> [Available records]
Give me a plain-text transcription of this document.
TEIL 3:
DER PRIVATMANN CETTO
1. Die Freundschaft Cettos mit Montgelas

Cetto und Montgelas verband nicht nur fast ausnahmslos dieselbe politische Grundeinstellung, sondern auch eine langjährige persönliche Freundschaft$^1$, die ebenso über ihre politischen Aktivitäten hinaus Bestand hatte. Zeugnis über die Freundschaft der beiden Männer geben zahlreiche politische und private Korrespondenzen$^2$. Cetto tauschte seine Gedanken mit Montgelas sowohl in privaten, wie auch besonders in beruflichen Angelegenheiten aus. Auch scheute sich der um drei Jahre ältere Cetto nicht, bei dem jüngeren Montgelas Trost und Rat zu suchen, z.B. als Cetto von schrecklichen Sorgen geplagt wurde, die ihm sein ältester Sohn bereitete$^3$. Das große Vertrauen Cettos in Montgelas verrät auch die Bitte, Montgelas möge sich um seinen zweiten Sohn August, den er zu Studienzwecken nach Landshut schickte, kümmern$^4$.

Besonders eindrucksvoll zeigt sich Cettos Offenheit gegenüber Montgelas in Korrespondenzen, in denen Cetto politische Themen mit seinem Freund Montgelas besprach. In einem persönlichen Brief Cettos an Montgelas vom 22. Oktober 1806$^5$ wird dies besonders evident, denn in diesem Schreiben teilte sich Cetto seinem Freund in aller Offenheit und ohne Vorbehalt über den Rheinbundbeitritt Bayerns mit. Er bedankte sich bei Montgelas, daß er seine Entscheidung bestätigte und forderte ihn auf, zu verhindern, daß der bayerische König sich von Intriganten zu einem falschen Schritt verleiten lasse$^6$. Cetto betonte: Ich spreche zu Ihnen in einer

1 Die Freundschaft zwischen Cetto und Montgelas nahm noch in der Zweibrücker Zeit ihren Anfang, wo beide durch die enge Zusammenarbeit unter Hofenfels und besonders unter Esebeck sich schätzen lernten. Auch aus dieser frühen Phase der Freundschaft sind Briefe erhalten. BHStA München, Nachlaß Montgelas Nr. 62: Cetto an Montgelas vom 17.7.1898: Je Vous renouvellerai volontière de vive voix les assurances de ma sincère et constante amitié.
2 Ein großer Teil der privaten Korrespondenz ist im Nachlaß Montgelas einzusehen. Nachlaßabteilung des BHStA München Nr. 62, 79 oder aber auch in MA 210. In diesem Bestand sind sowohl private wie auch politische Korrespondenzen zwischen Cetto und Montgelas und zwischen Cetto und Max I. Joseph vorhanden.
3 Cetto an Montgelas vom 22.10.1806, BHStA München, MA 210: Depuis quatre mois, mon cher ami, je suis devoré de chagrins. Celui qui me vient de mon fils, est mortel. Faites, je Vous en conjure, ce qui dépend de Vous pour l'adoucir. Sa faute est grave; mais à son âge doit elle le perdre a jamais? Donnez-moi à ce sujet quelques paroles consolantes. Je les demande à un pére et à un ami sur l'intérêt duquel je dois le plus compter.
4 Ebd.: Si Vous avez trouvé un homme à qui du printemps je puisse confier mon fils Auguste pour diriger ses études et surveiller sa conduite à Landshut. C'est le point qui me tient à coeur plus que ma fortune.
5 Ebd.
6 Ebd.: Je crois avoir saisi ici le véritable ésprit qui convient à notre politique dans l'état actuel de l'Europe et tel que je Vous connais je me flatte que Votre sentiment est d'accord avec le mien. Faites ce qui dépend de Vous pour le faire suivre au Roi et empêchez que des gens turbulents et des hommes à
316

> [Aim] Would you give the material above again, complete and exact?

> [Task solution]
Give me a plain-text transcription of this document.
TEIL 3:
DER PRIVATMANN CETTO
1. Die Freundschaft Cettos mit Montgelas

Cetto und Montgelas verband nicht nur fast ausnahmslos dieselbe politische Grundeinstellung, sondern auch eine langjährige persönliche Freundschaft$^1$, die ebenso über ihre politischen Aktivitäten hinaus Bestand hatte. Zeugnis über die Freundschaft der beiden Männer geben zahlreiche politische und private Korrespondenzen$^2$. Cetto tauschte seine Gedanken mit Montgelas sowohl in privaten, wie auch besonders in beruflichen Angelegenheiten aus. Auch scheute sich der um drei Jahre ältere Cetto nicht, bei dem jüngeren Montgelas Trost und Rat zu suchen, z.B. als Cetto von schrecklichen Sorgen geplagt wurde, die ihm sein ältester Sohn bereitete$^3$. Das große Vertrauen Cettos in Montgelas verrät auch die Bitte, Montgelas möge sich um seinen zweiten Sohn August, den er zu Studienzwecken nach Landshut schickte, kümmern$^4$.

Besonders eindrucksvoll zeigt sich Cettos Offenheit gegenüber Montgelas in Korrespondenzen, in denen Cetto politische Themen mit seinem Freund Montgelas besprach. In einem persönlichen Brief Cettos an Montgelas vom 22. Oktober 1806$^5$ wird dies besonders evident, denn in diesem Schreiben teilte sich Cetto seinem Freund in aller Offenheit und ohne Vorbehalt über den Rheinbundbeitritt Bayerns mit. Er bedankte sich bei Montgelas, daß er seine Entscheidung bestätigte und forderte ihn auf, zu verhindern, daß der bayerische König sich von Intriganten zu einem falschen Schritt verleiten lasse$^6$. Cetto betonte: Ich spreche zu Ihnen in einer

1 Die Freundschaft zwischen Cetto und Montgelas nahm noch in der Zweibrücker Zeit ihren Anfang, wo beide durch die enge Zusammenarbeit unter Hofenfels und besonders unter Esebeck sich schätzen lernten. Auch aus dieser frühen Phase der Freundschaft sind Briefe erhalten. BHStA München, Nachlaß Montgelas Nr. 62: Cetto an Montgelas vom 17.7.1898: Je Vous renouvellerai volontière de vive voix les assurances de ma sincère et constante amitié.
2 Ein großer Teil der privaten Korrespondenz ist im Nachlaß Montgelas einzusehen. Nachlaßabteilung des BHStA München Nr. 62, 79 oder aber auch in MA 210. In diesem Bestand sind sowohl private wie auch politische Korrespondenzen zwischen Cetto und Montgelas und zwischen Cetto und Max I. Joseph vorhanden.
3 Cetto an Montgelas vom 22.10.1806, BHStA München, MA 210: Depuis quatre mois, mon cher ami, je suis devoré de chagrins. Celui qui me vient de mon fils, est mortel. Faites, je Vous en conjure, ce qui dépend de Vous pour l'adoucir. Sa faute est grave; mais à son âge doit elle le perdre a jamais? Donnez-moi à ce sujet quelques paroles consolantes. Je les demande à un pére et à un ami sur l'intérêt duquel je dois le plus compter.
4 Ebd.: Si Vous avez trouvé un homme à qui du printemps je puisse confier mon fils Auguste pour diriger ses études et surveiller sa conduite à Landshut. C'est le point qui me tient à coeur plus que ma fortune.
5 Ebd.
6 Ebd.: Je crois avoir saisi ici le véritable ésprit qui convient à notre politique dans l'état actuel de l'Europe et tel que je Vous connais je me flatte que Votre sentiment est d'accord avec le mien. Faites ce qui dépend de Vous pour le faire suivre au Roi et empêchez que des gens turbulents et des hommes à
316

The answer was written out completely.